+++ RECORD EXCERPTS +++
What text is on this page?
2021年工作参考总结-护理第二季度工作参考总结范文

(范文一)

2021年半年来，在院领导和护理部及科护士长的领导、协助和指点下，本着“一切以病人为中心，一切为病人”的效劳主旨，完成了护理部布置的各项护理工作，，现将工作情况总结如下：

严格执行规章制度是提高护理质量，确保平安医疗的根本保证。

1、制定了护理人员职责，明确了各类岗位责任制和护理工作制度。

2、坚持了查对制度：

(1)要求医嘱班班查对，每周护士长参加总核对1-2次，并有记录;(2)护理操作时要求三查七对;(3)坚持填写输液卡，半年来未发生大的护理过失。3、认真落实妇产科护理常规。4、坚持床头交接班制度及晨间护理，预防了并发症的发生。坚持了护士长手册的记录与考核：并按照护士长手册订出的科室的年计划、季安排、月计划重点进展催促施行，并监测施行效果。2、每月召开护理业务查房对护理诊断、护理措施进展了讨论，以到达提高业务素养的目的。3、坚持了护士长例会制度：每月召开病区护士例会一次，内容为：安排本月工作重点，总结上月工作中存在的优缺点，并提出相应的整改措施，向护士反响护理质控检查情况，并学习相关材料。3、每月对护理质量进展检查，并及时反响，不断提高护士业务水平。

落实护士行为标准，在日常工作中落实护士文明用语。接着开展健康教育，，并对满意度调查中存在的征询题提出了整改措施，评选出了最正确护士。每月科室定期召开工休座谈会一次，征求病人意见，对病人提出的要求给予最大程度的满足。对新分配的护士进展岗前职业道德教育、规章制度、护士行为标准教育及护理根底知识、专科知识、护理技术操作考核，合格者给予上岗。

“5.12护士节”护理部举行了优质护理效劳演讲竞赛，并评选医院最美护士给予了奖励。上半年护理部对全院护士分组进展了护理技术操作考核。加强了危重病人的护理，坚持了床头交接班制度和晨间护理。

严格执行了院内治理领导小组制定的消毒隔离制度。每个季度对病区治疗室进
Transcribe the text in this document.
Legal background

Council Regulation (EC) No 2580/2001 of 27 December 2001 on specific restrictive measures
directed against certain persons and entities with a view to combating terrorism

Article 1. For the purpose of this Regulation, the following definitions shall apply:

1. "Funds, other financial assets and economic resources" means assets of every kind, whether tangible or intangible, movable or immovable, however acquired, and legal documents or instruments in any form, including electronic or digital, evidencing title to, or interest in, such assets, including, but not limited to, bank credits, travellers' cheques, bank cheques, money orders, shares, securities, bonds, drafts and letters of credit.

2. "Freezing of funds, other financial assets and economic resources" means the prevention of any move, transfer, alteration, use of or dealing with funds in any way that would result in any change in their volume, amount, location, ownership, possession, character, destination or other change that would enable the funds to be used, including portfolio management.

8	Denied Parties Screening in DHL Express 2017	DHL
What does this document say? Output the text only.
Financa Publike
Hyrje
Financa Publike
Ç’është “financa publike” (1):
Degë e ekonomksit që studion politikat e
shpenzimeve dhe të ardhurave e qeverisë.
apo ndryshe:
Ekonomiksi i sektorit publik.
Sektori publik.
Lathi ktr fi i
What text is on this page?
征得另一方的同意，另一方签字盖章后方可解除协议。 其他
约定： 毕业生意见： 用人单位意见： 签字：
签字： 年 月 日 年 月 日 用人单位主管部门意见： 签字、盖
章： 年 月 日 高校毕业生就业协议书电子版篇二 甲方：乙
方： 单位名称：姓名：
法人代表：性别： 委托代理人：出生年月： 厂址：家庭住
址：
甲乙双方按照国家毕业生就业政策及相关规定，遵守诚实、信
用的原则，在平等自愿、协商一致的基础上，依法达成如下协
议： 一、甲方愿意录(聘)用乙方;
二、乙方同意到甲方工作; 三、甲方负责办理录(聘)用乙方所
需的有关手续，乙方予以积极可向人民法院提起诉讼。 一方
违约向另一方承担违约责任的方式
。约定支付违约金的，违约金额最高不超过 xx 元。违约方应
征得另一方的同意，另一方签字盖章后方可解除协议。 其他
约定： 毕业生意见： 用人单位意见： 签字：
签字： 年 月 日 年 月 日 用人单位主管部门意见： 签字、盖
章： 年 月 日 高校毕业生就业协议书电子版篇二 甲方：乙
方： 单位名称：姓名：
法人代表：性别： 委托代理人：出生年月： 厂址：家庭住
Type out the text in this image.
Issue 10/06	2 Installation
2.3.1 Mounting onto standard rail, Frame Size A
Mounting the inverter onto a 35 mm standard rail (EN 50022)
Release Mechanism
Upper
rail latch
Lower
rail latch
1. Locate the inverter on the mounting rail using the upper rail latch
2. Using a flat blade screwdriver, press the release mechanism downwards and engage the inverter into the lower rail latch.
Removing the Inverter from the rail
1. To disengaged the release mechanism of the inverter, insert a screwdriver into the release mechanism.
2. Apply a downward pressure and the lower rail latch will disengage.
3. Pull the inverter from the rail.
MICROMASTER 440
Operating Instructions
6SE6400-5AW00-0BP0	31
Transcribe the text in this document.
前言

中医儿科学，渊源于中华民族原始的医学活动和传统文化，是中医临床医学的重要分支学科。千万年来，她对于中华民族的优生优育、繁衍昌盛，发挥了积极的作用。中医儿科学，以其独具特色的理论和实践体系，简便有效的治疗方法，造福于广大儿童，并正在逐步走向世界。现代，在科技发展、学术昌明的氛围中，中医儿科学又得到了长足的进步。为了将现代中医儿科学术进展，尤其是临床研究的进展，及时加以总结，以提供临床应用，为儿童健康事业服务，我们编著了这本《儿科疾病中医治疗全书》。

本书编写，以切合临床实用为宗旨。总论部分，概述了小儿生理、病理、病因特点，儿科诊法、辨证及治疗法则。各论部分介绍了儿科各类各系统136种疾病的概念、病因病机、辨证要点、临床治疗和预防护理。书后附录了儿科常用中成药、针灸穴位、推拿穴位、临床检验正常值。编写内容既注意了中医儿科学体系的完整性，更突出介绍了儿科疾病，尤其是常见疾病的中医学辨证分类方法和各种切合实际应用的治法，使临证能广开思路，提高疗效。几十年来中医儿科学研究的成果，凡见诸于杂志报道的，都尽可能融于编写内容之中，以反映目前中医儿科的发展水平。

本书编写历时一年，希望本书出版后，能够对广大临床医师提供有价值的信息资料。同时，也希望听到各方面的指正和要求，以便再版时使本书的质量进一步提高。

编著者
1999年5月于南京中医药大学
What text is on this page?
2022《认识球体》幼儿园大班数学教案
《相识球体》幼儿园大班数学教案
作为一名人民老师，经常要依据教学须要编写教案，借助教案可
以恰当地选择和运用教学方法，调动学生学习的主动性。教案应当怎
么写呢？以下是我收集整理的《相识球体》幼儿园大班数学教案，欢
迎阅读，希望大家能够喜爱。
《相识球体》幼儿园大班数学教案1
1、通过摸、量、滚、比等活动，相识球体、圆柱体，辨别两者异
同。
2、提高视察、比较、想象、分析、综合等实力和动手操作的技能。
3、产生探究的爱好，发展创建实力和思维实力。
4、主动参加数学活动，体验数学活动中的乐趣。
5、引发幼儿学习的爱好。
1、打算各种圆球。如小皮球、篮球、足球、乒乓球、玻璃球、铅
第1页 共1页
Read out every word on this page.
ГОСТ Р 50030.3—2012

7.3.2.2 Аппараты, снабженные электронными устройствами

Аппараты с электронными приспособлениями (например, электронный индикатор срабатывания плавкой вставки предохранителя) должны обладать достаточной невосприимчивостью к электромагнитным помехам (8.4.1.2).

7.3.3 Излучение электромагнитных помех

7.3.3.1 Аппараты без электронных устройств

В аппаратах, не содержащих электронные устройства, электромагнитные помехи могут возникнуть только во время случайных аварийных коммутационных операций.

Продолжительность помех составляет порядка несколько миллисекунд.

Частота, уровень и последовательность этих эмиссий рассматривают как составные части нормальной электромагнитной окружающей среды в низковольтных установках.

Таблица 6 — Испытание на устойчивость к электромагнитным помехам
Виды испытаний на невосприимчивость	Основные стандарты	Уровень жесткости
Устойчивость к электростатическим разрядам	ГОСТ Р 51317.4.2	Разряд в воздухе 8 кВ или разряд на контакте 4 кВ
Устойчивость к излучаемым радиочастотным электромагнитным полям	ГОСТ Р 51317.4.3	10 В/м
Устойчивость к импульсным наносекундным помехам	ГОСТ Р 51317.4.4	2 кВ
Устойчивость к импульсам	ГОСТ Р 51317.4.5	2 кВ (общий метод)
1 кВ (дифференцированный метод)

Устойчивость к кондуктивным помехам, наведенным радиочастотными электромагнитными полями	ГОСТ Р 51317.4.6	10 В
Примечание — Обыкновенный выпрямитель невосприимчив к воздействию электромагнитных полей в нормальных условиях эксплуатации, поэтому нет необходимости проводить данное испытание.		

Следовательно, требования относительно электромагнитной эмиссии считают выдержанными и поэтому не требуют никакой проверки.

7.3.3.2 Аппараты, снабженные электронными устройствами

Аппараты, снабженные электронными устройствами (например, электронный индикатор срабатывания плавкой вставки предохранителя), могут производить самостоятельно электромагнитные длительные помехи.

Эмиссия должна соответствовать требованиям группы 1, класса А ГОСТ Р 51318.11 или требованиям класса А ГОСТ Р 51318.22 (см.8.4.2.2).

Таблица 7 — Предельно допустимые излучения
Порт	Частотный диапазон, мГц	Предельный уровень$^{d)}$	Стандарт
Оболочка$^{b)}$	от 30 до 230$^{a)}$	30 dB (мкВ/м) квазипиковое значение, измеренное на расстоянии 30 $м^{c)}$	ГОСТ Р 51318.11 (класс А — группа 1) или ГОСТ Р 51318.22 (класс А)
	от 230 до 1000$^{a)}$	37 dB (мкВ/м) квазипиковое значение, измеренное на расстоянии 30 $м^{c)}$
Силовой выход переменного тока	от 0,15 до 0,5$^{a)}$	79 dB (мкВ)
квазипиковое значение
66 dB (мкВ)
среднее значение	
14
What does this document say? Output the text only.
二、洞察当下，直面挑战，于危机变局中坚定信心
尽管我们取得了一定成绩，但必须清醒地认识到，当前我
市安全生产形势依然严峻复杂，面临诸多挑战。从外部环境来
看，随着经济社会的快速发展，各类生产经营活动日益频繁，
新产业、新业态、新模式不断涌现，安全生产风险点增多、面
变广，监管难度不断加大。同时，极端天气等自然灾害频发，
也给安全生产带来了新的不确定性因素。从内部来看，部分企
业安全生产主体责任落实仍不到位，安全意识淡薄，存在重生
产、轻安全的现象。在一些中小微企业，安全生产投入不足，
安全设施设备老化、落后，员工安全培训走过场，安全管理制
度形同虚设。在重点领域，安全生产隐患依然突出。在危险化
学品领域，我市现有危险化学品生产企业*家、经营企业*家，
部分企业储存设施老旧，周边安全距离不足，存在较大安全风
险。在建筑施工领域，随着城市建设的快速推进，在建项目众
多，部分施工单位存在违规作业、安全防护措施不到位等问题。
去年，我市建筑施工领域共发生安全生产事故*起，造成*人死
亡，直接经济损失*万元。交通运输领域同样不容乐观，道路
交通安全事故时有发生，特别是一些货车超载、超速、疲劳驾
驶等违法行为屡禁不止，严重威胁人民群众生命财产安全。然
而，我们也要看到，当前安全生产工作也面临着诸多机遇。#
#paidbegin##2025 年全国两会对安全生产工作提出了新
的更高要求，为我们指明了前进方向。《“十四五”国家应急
+++
* JOB: Give only the number of lines in the entries above that hold the string "снабженные".

* EXERCISE OUTPUT: 3